Dataset items
*****
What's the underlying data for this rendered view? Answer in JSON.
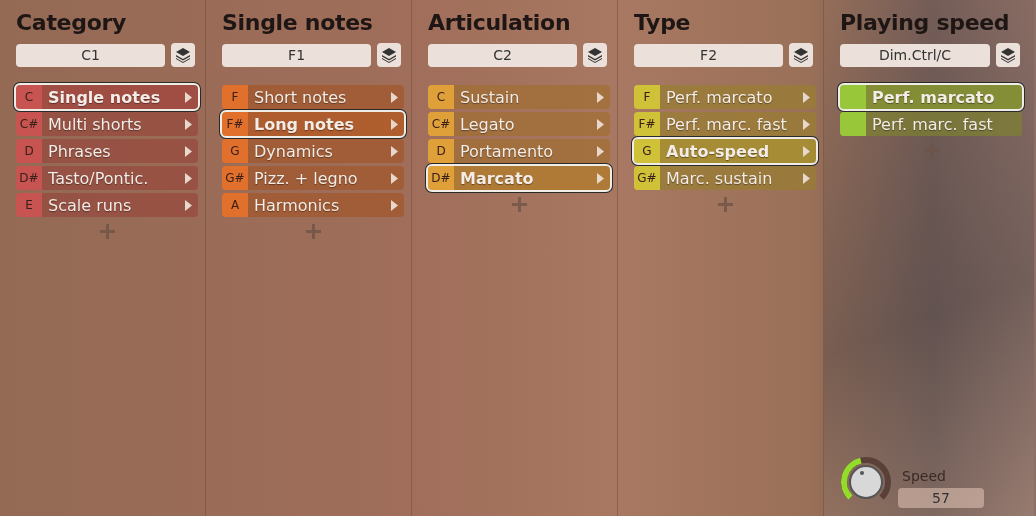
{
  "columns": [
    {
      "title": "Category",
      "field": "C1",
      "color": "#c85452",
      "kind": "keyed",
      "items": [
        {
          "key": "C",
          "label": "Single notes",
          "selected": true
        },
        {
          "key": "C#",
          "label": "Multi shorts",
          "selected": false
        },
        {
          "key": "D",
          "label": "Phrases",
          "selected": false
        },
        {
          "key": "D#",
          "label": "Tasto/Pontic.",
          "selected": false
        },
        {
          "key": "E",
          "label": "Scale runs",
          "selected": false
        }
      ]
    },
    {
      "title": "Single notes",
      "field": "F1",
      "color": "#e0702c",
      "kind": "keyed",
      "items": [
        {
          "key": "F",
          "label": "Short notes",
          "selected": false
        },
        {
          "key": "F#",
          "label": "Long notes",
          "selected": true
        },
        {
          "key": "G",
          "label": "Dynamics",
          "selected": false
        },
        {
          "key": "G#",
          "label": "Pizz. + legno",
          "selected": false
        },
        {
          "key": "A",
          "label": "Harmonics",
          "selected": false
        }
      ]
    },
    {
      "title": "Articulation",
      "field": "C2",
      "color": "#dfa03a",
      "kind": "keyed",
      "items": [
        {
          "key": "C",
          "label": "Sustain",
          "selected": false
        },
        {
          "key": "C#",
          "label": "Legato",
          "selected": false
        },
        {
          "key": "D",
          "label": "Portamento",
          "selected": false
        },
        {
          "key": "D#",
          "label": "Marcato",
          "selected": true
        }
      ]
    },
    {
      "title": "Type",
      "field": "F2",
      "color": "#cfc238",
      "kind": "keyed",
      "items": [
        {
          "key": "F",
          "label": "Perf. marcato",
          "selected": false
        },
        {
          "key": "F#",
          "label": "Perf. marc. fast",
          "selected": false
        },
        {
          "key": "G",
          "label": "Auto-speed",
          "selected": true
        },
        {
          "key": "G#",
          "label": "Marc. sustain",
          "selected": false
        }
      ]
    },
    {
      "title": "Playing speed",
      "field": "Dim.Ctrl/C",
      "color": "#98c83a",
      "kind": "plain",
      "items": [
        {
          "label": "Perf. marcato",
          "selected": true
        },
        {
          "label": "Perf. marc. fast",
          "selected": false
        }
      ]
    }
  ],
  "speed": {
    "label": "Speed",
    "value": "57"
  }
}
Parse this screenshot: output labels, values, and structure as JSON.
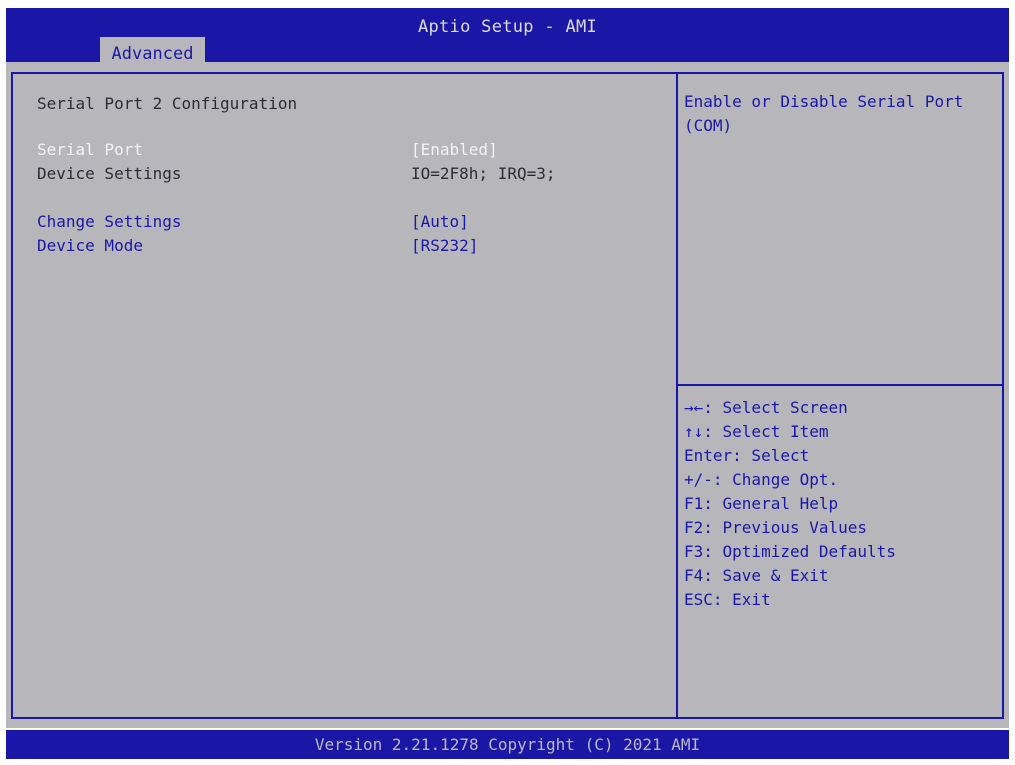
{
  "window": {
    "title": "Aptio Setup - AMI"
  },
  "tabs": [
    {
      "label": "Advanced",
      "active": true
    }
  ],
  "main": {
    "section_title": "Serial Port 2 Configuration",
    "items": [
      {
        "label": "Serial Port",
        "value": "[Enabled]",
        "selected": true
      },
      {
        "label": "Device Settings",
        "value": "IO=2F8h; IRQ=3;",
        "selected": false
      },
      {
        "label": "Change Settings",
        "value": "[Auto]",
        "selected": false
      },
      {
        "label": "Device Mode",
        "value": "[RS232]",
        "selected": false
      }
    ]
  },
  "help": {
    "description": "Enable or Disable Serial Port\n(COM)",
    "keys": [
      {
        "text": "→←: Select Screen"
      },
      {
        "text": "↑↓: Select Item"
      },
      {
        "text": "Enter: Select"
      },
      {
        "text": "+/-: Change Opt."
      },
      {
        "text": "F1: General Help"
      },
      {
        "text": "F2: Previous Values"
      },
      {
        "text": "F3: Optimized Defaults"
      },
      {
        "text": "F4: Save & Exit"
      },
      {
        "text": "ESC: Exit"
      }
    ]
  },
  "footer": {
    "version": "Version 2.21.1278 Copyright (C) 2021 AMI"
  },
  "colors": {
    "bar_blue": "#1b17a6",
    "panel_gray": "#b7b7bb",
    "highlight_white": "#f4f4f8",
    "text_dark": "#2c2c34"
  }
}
*****
◆ **EXERCISE REQUIREMENTS**:
Look through the entries above and count each line holding "this"; report the count alone.

◆ **SOLVED EXERCISE**:
2